-- GOAL OF THE EXERCISE --
Return the lines below exactly, starting with the line that contains "Read out every word on this page." and stopping after the last line.

■ ■ ■

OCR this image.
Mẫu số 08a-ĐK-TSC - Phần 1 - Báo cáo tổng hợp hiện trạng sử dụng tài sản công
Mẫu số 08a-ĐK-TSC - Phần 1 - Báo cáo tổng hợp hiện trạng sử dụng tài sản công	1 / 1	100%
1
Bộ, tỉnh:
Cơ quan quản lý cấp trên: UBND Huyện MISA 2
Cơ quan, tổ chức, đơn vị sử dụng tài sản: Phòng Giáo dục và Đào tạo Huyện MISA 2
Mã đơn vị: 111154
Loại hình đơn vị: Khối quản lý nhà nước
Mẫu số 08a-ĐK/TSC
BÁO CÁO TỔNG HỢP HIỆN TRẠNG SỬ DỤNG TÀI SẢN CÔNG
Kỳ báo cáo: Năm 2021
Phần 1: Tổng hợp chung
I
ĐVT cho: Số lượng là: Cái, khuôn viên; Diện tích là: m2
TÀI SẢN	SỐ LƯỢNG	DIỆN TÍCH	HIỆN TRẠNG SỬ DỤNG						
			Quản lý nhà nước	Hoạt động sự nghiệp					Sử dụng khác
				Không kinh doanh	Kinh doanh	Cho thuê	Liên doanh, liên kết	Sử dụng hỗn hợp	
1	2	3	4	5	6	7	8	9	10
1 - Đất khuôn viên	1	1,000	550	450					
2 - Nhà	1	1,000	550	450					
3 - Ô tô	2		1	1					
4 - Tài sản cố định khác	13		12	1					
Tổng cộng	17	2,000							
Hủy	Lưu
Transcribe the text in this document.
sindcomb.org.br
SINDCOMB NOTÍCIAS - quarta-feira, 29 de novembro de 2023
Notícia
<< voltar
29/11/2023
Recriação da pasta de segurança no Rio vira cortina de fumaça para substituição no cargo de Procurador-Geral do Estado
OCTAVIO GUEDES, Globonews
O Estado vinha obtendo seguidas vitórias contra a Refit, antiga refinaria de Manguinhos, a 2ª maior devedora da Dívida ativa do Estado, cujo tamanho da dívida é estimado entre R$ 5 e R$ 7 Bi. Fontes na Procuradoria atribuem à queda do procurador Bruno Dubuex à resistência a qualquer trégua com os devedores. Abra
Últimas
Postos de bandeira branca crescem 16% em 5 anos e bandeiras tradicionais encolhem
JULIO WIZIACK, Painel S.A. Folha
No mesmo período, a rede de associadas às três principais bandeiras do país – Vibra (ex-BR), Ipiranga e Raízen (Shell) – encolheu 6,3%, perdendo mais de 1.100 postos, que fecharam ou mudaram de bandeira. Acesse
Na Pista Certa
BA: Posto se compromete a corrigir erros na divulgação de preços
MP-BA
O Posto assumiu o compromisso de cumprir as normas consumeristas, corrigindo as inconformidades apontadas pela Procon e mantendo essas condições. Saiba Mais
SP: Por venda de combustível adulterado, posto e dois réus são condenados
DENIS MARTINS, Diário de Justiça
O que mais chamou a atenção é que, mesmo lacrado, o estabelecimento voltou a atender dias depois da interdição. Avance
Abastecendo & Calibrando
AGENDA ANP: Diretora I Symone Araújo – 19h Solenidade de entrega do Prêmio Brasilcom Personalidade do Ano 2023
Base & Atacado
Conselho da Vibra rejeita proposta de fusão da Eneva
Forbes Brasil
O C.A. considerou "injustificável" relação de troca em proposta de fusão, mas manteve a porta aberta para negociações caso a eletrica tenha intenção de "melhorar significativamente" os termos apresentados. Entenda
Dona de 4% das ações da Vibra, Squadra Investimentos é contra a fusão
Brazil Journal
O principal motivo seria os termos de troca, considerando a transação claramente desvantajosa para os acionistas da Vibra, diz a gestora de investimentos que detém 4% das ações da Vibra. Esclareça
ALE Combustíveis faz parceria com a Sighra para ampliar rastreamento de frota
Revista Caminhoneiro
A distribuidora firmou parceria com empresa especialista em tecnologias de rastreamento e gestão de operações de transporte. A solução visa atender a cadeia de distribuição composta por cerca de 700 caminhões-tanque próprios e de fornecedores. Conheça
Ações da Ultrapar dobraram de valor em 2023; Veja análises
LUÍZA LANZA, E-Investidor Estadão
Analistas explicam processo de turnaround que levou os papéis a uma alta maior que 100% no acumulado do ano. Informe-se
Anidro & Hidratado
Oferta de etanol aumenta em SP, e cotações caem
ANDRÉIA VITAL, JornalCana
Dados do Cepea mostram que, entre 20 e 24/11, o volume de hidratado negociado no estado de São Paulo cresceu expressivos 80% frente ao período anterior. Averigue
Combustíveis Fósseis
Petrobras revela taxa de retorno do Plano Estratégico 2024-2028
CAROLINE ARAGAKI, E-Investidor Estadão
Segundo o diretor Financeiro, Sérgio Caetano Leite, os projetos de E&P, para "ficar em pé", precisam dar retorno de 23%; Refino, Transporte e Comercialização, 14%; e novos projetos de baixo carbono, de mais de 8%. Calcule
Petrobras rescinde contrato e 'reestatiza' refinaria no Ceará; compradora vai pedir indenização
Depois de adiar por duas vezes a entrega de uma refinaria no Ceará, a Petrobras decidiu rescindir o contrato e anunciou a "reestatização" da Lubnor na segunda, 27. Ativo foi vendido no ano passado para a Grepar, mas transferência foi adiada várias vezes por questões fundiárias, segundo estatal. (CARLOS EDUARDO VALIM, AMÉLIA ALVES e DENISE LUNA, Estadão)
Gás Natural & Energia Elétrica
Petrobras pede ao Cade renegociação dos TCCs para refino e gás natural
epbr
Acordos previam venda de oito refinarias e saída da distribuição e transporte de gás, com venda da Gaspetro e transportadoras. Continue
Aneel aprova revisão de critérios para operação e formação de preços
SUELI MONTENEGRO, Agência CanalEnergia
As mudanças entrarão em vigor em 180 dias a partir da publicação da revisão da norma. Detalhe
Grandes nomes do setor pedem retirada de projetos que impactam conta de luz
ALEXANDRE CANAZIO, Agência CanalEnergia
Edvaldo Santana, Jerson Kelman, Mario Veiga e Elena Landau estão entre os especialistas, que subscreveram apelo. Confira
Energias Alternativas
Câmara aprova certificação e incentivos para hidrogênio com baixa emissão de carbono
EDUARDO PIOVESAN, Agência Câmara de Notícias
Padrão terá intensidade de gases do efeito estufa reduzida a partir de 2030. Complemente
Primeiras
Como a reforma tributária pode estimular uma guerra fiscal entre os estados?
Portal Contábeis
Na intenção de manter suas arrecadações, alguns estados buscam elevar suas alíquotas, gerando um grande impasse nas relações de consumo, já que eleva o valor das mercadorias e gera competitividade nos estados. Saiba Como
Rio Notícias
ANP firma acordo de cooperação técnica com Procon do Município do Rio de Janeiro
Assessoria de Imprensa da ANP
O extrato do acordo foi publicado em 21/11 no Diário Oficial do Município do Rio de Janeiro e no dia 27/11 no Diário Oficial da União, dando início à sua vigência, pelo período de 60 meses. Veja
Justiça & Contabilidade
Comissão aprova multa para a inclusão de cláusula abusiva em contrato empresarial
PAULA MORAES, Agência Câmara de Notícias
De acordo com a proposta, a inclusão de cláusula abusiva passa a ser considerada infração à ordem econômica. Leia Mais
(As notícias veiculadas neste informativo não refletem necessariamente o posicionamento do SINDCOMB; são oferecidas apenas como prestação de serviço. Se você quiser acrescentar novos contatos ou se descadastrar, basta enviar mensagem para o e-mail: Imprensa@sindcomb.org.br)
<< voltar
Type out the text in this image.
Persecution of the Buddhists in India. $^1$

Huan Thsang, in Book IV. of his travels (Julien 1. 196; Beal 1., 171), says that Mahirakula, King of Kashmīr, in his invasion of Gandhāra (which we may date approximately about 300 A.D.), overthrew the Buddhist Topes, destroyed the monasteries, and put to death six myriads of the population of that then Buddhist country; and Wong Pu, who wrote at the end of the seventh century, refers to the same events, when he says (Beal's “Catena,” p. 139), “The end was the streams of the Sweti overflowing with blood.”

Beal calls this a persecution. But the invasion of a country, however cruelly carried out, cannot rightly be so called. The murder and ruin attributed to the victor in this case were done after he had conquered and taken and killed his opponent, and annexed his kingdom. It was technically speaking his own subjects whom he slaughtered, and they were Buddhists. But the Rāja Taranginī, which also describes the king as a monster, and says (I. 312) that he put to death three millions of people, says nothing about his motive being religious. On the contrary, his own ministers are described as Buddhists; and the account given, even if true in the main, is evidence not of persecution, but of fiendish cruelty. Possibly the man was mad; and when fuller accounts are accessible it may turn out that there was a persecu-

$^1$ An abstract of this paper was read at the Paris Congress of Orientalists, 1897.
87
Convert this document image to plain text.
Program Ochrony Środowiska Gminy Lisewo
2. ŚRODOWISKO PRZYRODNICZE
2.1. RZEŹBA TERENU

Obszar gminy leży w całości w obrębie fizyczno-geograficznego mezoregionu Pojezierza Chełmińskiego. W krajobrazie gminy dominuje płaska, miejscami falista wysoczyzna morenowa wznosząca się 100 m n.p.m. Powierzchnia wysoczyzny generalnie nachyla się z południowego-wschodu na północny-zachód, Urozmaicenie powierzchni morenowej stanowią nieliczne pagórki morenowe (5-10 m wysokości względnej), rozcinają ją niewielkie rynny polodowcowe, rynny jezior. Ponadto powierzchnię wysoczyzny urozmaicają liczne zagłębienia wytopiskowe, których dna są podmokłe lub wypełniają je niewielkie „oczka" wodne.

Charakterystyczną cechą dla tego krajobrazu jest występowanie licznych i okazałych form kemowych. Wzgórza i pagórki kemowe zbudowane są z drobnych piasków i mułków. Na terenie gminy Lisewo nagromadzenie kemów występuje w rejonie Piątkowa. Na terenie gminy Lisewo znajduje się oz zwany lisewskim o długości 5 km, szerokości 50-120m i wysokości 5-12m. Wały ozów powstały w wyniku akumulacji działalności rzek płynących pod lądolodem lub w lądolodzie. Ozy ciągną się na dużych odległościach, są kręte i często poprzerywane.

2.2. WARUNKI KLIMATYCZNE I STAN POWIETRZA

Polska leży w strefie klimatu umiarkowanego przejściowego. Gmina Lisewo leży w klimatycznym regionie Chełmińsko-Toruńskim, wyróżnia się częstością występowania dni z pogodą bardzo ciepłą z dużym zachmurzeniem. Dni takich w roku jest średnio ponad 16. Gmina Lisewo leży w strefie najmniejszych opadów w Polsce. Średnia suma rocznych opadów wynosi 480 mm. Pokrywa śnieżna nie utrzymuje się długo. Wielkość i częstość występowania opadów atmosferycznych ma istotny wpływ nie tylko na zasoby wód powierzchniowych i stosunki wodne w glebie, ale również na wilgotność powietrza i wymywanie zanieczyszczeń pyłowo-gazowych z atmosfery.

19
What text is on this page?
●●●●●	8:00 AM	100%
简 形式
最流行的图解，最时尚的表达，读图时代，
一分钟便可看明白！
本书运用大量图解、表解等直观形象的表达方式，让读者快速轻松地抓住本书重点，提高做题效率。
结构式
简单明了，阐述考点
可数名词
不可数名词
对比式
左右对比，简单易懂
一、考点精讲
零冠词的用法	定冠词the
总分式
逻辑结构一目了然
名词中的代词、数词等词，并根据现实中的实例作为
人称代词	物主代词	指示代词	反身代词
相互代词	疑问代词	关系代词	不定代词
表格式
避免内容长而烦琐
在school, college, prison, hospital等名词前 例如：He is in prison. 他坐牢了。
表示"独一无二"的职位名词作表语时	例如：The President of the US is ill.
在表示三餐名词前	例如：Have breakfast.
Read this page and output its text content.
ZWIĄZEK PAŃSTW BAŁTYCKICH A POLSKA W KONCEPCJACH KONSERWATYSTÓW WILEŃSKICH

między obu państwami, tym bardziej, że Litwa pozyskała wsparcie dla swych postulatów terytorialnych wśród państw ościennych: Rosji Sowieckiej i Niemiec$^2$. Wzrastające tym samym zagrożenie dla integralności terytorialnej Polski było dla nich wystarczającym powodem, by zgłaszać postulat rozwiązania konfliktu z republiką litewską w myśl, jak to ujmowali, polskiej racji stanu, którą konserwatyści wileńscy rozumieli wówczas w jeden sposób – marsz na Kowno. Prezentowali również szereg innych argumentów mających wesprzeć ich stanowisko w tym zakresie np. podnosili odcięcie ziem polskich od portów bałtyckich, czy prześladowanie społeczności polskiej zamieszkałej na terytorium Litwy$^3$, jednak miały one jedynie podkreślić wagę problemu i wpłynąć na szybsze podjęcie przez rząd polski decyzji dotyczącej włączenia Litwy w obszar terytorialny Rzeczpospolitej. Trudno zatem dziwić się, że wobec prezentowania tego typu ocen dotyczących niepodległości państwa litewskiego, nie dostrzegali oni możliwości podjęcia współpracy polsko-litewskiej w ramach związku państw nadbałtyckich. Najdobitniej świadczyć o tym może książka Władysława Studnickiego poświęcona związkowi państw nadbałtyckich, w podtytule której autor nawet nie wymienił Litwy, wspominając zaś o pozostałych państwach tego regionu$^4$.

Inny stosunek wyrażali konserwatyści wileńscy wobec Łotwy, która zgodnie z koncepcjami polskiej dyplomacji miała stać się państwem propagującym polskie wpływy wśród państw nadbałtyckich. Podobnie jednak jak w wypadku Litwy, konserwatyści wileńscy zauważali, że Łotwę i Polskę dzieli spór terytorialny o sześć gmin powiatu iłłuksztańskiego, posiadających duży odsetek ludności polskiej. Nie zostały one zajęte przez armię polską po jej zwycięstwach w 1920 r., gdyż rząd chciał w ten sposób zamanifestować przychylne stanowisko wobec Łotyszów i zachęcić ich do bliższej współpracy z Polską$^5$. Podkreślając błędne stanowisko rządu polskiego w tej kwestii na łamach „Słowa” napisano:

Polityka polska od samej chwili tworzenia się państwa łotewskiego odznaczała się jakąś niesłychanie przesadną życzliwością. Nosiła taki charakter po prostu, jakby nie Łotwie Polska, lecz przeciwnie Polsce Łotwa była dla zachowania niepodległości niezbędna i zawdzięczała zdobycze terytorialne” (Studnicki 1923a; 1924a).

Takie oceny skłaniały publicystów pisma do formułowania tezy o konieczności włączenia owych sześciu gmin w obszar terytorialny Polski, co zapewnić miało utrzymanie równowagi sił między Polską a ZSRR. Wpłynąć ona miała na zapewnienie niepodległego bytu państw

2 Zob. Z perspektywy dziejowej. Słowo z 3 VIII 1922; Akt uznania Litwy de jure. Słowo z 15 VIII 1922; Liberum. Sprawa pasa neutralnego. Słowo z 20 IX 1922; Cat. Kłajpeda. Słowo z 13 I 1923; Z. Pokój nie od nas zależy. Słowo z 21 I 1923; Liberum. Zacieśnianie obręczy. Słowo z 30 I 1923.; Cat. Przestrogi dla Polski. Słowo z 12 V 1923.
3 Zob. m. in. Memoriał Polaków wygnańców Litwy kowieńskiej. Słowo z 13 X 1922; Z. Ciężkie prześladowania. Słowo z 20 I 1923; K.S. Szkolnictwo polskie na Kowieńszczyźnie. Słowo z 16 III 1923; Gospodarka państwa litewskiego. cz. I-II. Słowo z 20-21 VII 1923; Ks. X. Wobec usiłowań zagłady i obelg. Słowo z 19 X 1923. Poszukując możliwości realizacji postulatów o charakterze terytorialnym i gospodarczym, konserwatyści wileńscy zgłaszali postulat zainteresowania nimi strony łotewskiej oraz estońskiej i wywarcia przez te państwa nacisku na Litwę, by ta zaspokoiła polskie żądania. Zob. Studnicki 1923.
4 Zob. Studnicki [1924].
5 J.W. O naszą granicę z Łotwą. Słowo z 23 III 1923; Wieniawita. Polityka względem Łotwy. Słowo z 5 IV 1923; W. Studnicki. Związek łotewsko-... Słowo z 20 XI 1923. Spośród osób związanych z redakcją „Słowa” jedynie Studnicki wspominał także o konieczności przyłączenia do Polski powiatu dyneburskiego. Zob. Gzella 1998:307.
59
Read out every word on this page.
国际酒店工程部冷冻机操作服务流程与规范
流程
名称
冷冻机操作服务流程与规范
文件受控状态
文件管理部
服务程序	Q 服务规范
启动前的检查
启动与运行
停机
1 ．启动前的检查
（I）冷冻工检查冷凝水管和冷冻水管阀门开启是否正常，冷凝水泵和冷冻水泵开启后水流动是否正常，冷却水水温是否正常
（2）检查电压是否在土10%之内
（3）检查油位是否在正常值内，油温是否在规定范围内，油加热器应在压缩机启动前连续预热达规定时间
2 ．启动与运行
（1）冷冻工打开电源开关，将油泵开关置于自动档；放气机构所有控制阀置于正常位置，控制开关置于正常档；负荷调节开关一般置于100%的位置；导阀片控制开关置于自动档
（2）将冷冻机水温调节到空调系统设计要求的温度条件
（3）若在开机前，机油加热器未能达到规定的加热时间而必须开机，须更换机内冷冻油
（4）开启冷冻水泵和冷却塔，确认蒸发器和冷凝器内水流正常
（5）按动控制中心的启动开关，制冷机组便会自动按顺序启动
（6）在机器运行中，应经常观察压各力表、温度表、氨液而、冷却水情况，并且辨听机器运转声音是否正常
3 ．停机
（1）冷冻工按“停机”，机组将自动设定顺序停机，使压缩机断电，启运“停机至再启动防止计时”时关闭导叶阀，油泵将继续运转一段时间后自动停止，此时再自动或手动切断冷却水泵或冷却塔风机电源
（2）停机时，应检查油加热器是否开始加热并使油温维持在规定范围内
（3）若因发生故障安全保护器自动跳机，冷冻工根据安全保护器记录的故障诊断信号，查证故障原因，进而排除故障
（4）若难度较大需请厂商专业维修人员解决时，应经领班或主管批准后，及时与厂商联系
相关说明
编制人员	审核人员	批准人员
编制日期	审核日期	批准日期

■ ■ ■

-- SOLUTION FOR THIS PROBLEM --
Read out every word on this page.
国际酒店工程部冷冻机操作服务流程与规范
流程
名称
冷冻机操作服务流程与规范
文件受控状态
文件管理部
服务程序	Q 服务规范
启动前的检查
启动与运行
停机
1 ．启动前的检查
（I）冷冻工检查冷凝水管和冷冻水管阀门开启是否正常，冷凝水泵和冷冻水泵开启后水流动是否正常，冷却水水温是否正常
（2）检查电压是否在土10%之内
（3）检查油位是否在正常值内，油温是否在规定范围内，油加热器应在压缩机启动前连续预热达规定时间
2 ．启动与运行
（1）冷冻工打开电源开关，将油泵开关置于自动档；放气机构所有控制阀置于正常位置，控制开关置于正常档；负荷调节开关一般置于100%的位置；导阀片控制开关置于自动档
（2）将冷冻机水温调节到空调系统设计要求的温度条件
（3）若在开机前，机油加热器未能达到规定的加热时间而必须开机，须更换机内冷冻油
（4）开启冷冻水泵和冷却塔，确认蒸发器和冷凝器内水流正常
（5）按动控制中心的启动开关，制冷机组便会自动按顺序启动
（6）在机器运行中，应经常观察压各力表、温度表、氨液而、冷却水情况，并且辨听机器运转声音是否正常
3 ．停机
（1）冷冻工按“停机”，机组将自动设定顺序停机，使压缩机断电，启运“停机至再启动防止计时”时关闭导叶阀，油泵将继续运转一段时间后自动停止，此时再自动或手动切断冷却水泵或冷却塔风机电源
（2）停机时，应检查油加热器是否开始加热并使油温维持在规定范围内
（3）若因发生故障安全保护器自动跳机，冷冻工根据安全保护器记录的故障诊断信号，查证故障原因，进而排除故障
（4）若难度较大需请厂商专业维修人员解决时，应经领班或主管批准后，及时与厂商联系
相关说明
编制人员	审核人员	批准人员
编制日期	审核日期	批准日期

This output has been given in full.